Source data:
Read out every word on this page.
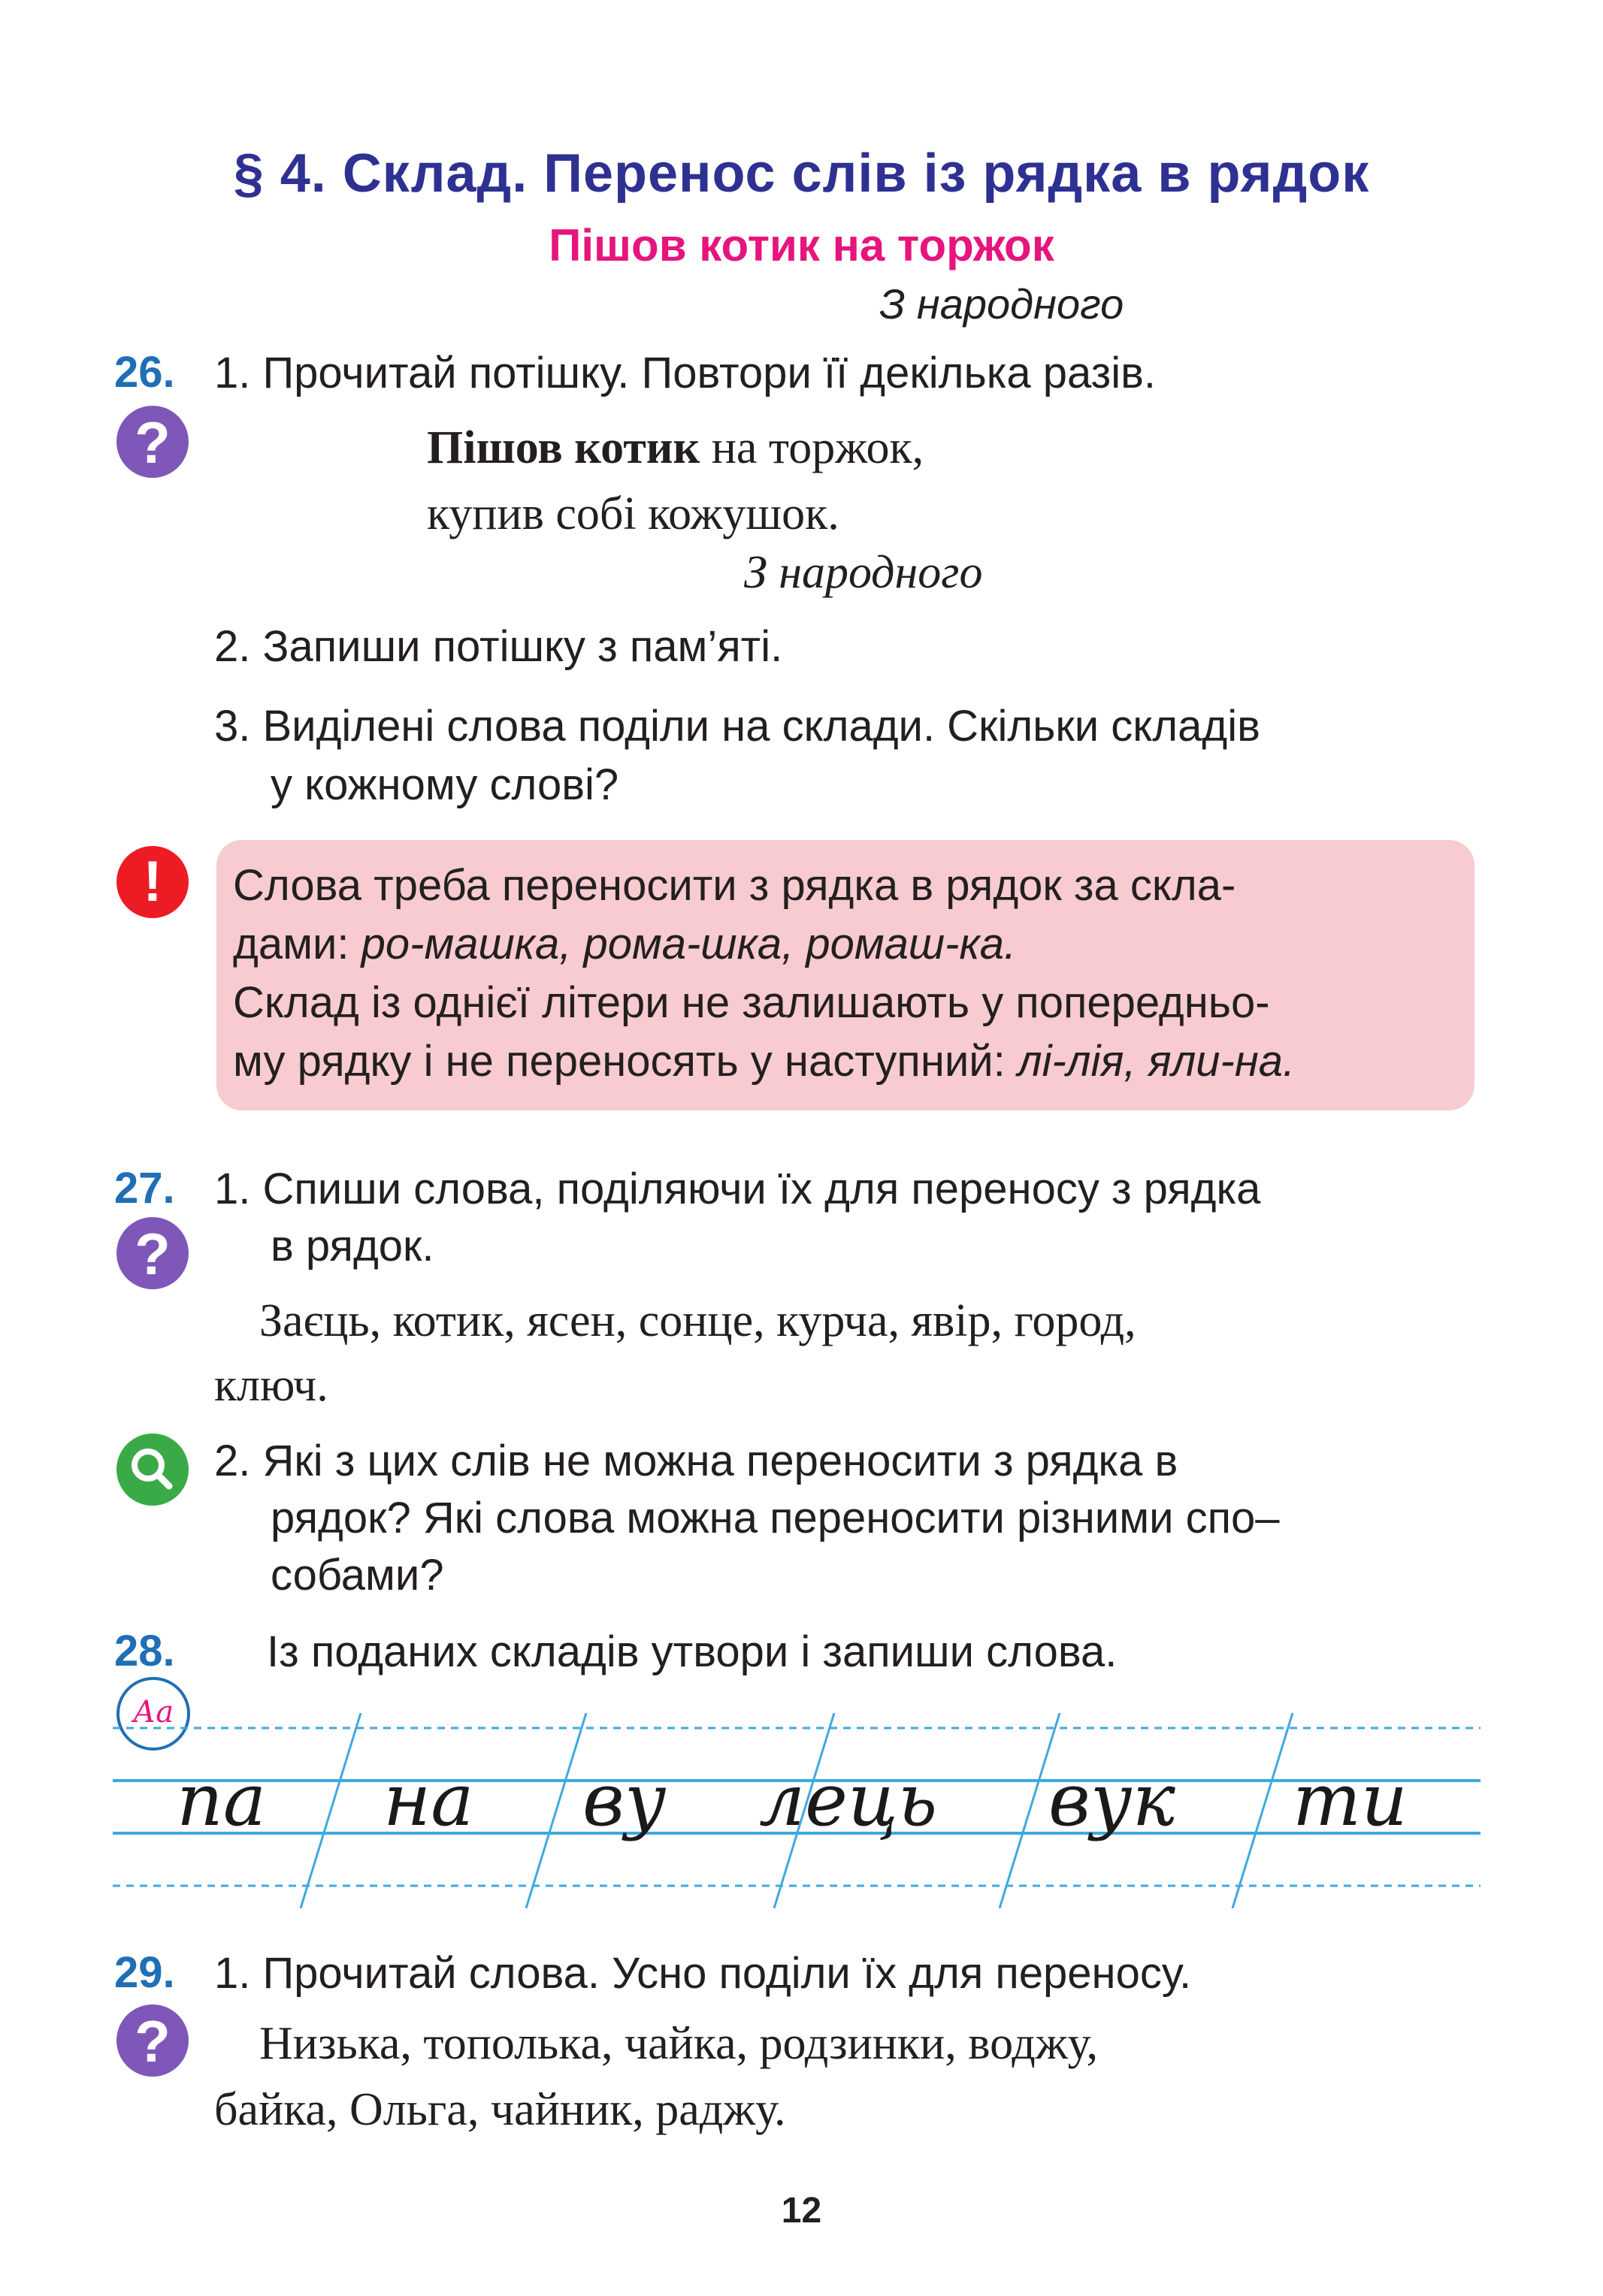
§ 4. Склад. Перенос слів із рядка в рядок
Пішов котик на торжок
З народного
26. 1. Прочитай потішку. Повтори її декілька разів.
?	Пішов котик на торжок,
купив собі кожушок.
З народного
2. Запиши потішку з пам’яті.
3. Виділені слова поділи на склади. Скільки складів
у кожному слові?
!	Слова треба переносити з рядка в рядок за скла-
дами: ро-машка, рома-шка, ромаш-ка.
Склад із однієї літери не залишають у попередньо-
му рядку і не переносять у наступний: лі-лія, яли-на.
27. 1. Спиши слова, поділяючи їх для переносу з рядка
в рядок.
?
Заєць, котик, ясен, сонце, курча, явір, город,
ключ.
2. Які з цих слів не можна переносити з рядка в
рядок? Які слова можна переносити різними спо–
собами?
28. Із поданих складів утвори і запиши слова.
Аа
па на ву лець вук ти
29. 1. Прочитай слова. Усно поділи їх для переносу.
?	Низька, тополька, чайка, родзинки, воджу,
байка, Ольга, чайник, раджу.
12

Task prompt: Restate each entry word for word, please, but drop any images it holds.

Solution to the exercise:
Read out every word on this page.
§ 4. Склад. Перенос слів із рядка в рядок
Пішов котик на торжок
З народного
26. 1. Прочитай потішку. Повтори її декілька разів.
?	Пішов котик на торжок,
купив собі кожушок.
З народного
2. Запиши потішку з пам’яті.
3. Виділені слова поділи на склади. Скільки складів
у кожному слові?
!	Слова треба переносити з рядка в рядок за скла-
дами: ро-машка, рома-шка, ромаш-ка.
Склад із однієї літери не залишають у попередньо-
му рядку і не переносять у наступний: лі-лія, яли-на.
27. 1. Спиши слова, поділяючи їх для переносу з рядка
в рядок.
?
Заєць, котик, ясен, сонце, курча, явір, город,
ключ.
2. Які з цих слів не можна переносити з рядка в
рядок? Які слова можна переносити різними спо–
собами?
28. Із поданих складів утвори і запиши слова.
Аа
па на ву лець вук ти
29. 1. Прочитай слова. Усно поділи їх для переносу.
?	Низька, тополька, чайка, родзинки, воджу,
байка, Ольга, чайник, раджу.
12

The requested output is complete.